** PROBLEM STATEMENT **
Can you pull out every line of the listing below, word for word, and leave out the pictures?
>> Begin GIVEN RECORDS
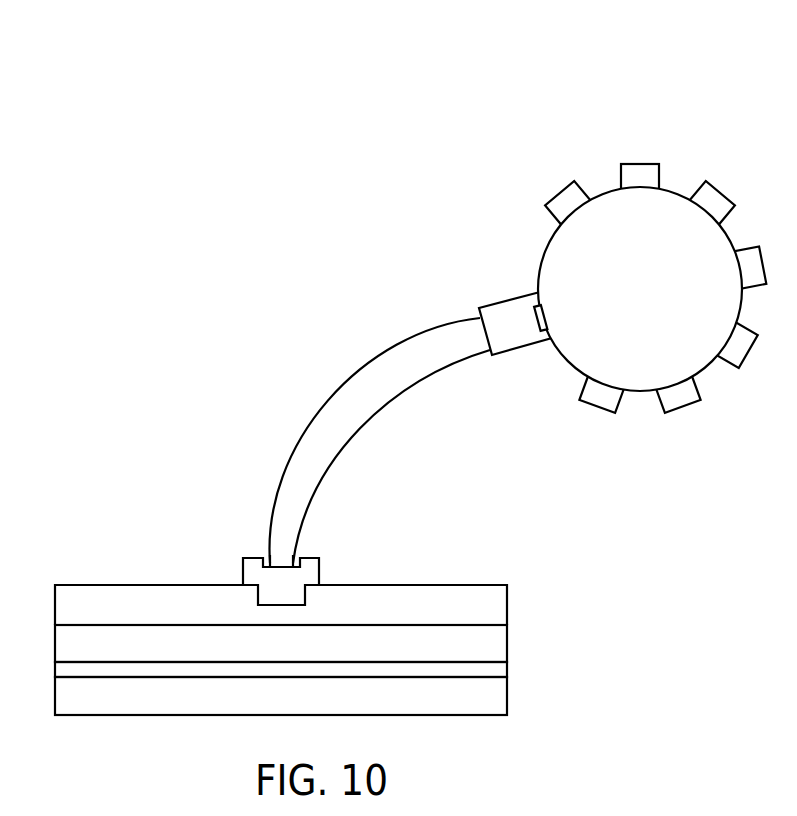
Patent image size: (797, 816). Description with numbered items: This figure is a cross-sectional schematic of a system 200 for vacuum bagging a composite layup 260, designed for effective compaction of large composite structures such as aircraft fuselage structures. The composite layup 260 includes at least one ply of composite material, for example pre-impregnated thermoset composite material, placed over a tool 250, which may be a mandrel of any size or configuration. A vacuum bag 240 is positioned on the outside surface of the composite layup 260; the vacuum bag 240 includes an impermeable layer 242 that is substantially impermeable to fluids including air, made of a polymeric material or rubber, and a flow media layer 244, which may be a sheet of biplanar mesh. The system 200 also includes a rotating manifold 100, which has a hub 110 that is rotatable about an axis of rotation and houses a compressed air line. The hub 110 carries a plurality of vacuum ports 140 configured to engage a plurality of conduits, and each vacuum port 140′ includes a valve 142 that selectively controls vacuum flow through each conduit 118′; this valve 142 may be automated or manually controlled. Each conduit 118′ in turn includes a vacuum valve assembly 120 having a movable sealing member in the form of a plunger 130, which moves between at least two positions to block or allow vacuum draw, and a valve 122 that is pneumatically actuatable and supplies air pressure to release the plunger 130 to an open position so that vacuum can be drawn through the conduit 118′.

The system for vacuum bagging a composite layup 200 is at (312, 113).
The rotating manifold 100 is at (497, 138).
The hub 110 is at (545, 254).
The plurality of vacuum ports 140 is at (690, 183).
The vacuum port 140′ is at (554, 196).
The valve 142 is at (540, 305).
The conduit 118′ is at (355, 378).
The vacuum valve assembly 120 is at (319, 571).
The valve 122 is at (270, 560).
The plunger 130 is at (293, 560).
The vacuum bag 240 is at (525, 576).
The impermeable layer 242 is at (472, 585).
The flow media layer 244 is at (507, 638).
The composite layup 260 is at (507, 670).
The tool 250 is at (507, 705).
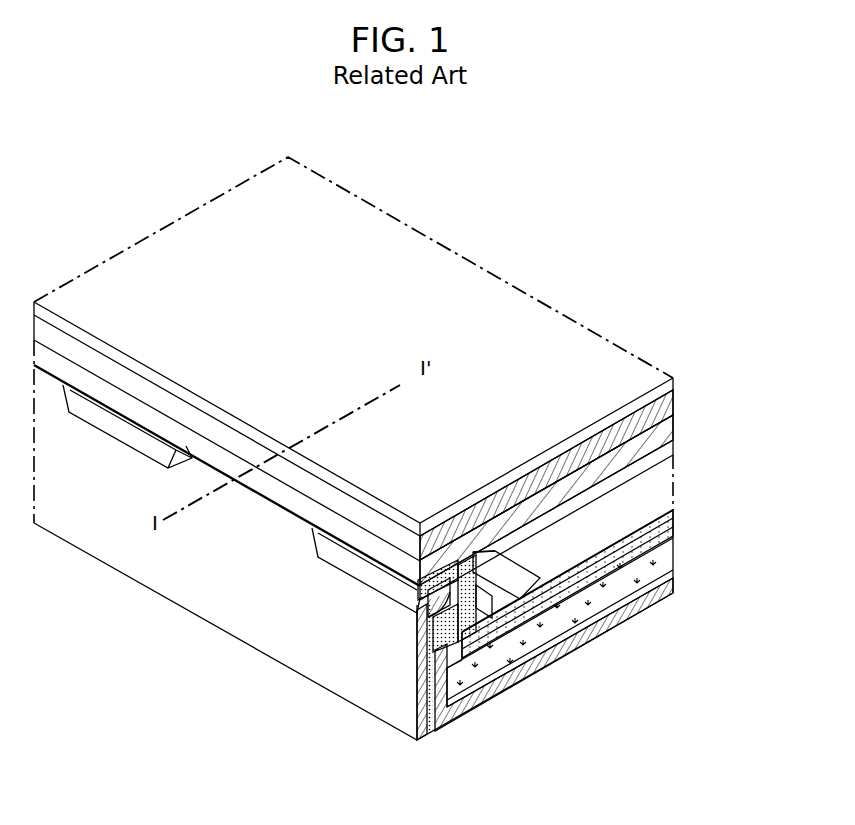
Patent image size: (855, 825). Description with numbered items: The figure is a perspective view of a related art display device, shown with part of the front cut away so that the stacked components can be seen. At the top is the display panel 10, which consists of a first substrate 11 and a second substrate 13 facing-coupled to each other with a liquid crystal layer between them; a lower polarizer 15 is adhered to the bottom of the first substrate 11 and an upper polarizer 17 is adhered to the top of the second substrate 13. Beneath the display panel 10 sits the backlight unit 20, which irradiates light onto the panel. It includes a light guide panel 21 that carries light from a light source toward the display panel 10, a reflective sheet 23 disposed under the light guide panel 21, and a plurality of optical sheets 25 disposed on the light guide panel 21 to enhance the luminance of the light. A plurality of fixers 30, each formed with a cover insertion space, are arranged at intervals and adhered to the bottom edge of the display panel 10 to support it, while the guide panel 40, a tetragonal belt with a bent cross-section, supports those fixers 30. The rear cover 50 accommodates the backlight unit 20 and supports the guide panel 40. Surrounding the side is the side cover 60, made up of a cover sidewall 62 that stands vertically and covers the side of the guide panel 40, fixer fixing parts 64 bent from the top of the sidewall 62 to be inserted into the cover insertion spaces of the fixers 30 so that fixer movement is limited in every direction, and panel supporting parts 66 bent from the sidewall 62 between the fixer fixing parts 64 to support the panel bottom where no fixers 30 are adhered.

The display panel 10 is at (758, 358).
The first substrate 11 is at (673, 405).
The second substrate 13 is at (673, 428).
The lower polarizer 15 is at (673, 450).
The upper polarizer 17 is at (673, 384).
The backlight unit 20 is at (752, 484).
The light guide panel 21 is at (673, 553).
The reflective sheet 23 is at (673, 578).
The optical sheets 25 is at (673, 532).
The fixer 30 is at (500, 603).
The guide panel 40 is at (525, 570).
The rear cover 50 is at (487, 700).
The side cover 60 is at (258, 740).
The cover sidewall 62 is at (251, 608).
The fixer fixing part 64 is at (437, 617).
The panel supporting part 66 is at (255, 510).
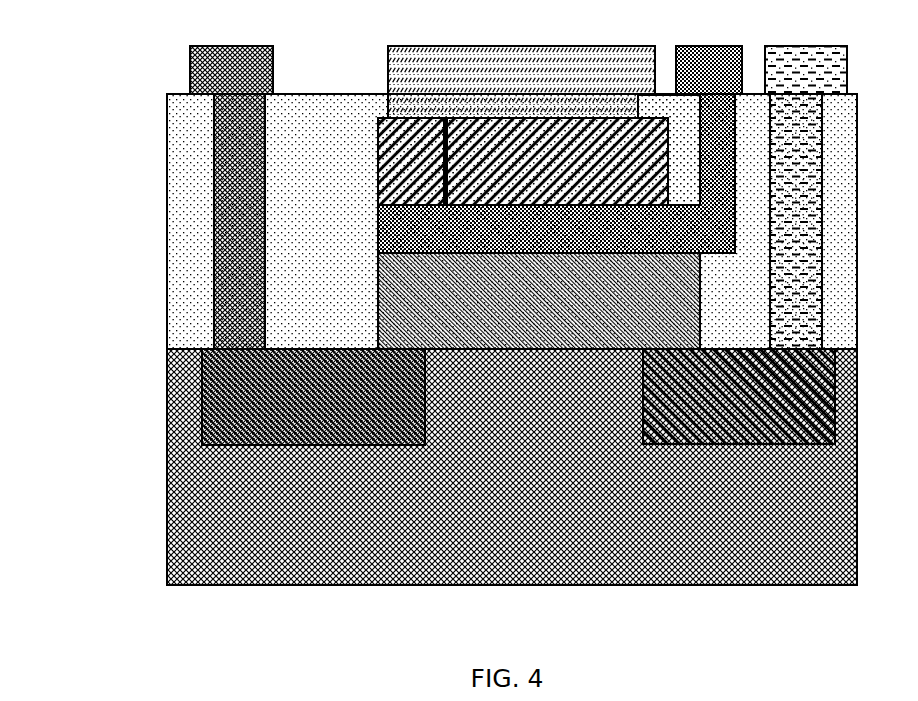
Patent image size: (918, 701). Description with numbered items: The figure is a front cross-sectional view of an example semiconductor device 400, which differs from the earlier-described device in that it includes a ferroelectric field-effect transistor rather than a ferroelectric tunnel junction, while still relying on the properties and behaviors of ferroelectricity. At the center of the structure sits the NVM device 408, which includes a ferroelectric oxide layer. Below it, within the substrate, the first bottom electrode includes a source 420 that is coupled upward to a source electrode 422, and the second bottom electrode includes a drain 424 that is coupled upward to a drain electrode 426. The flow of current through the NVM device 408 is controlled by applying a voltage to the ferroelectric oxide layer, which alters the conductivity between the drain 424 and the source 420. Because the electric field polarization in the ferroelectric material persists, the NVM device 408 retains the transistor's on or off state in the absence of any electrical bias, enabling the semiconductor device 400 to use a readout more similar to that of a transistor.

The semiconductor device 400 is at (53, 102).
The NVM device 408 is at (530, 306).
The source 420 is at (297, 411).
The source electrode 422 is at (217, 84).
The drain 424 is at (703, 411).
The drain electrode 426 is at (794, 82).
>> End GIVEN RECORDS
** COMPLETE RESPONSE **
Patent image size: (797, 816). Description with numbered items: This figure is a cross-sectional schematic of a system 200 for vacuum bagging a composite layup 260, designed for effective compaction of large composite structures such as aircraft fuselage structures. The composite layup 260 includes at least one ply of composite material, for example pre-impregnated thermoset composite material, placed over a tool 250, which may be a mandrel of any size or configuration. A vacuum bag 240 is positioned on the outside surface of the composite layup 260; the vacuum bag 240 includes an impermeable layer 242 that is substantially impermeable to fluids including air, made of a polymeric material or rubber, and a flow media layer 244, which may be a sheet of biplanar mesh. The system 200 also includes a rotating manifold 100, which has a hub 110 that is rotatable about an axis of rotation and houses a compressed air line. The hub 110 carries a plurality of vacuum ports 140 configured to engage a plurality of conduits, and each vacuum port 140′ includes a valve 142 that selectively controls vacuum flow through each conduit 118′; this valve 142 may be automated or manually controlled. Each conduit 118′ in turn includes a vacuum valve assembly 120 having a movable sealing member in the form of a plunger 130, which moves between at least two positions to block or allow vacuum draw, and a valve 122 that is pneumatically actuatable and supplies air pressure to release the plunger 130 to an open position so that vacuum can be drawn through the conduit 118′.

The system for vacuum bagging a composite layup 200 is at (312, 113).
The rotating manifold 100 is at (497, 138).
The hub 110 is at (545, 254).
The plurality of vacuum ports 140 is at (690, 183).
The vacuum port 140′ is at (554, 196).
The valve 142 is at (540, 305).
The conduit 118′ is at (355, 378).
The vacuum valve assembly 120 is at (319, 571).
The valve 122 is at (270, 560).
The plunger 130 is at (293, 560).
The vacuum bag 240 is at (525, 576).
The impermeable layer 242 is at (472, 585).
The flow media layer 244 is at (507, 638).
The composite layup 260 is at (507, 670).
The tool 250 is at (507, 705).
Patent image size: (855, 825). Description with numbered items: The figure is a perspective view of a related art display device, shown with part of the front cut away so that the stacked components can be seen. At the top is the display panel 10, which consists of a first substrate 11 and a second substrate 13 facing-coupled to each other with a liquid crystal layer between them; a lower polarizer 15 is adhered to the bottom of the first substrate 11 and an upper polarizer 17 is adhered to the top of the second substrate 13. Beneath the display panel 10 sits the backlight unit 20, which irradiates light onto the panel. It includes a light guide panel 21 that carries light from a light source toward the display panel 10, a reflective sheet 23 disposed under the light guide panel 21, and a plurality of optical sheets 25 disposed on the light guide panel 21 to enhance the luminance of the light. A plurality of fixers 30, each formed with a cover insertion space, are arranged at intervals and adhered to the bottom edge of the display panel 10 to support it, while the guide panel 40, a tetragonal belt with a bent cross-section, supports those fixers 30. The rear cover 50 accommodates the backlight unit 20 and supports the guide panel 40. Surrounding the side is the side cover 60, made up of a cover sidewall 62 that stands vertically and covers the side of the guide panel 40, fixer fixing parts 64 bent from the top of the sidewall 62 to be inserted into the cover insertion spaces of the fixers 30 so that fixer movement is limited in every direction, and panel supporting parts 66 bent from the sidewall 62 between the fixer fixing parts 64 to support the panel bottom where no fixers 30 are adhered.

The display panel 10 is at (758, 358).
The first substrate 11 is at (673, 405).
The second substrate 13 is at (673, 428).
The lower polarizer 15 is at (673, 450).
The upper polarizer 17 is at (673, 384).
The backlight unit 20 is at (752, 484).
The light guide panel 21 is at (673, 553).
The reflective sheet 23 is at (673, 578).
The optical sheets 25 is at (673, 532).
The fixer 30 is at (500, 603).
The guide panel 40 is at (525, 570).
The rear cover 50 is at (487, 700).
The side cover 60 is at (258, 740).
The cover sidewall 62 is at (251, 608).
The fixer fixing part 64 is at (437, 617).
The panel supporting part 66 is at (255, 510).
Patent image size: (918, 701). Description with numbered items: The figure is a front cross-sectional view of an example semiconductor device 400, which differs from the earlier-described device in that it includes a ferroelectric field-effect transistor rather than a ferroelectric tunnel junction, while still relying on the properties and behaviors of ferroelectricity. At the center of the structure sits the NVM device 408, which includes a ferroelectric oxide layer. Below it, within the substrate, the first bottom electrode includes a source 420 that is coupled upward to a source electrode 422, and the second bottom electrode includes a drain 424 that is coupled upward to a drain electrode 426. The flow of current through the NVM device 408 is controlled by applying a voltage to the ferroelectric oxide layer, which alters the conductivity between the drain 424 and the source 420. Because the electric field polarization in the ferroelectric material persists, the NVM device 408 retains the transistor's on or off state in the absence of any electrical bias, enabling the semiconductor device 400 to use a readout more similar to that of a transistor.

The semiconductor device 400 is at (53, 102).
The NVM device 408 is at (530, 306).
The source 420 is at (297, 411).
The source electrode 422 is at (217, 84).
The drain 424 is at (703, 411).
The drain electrode 426 is at (794, 82).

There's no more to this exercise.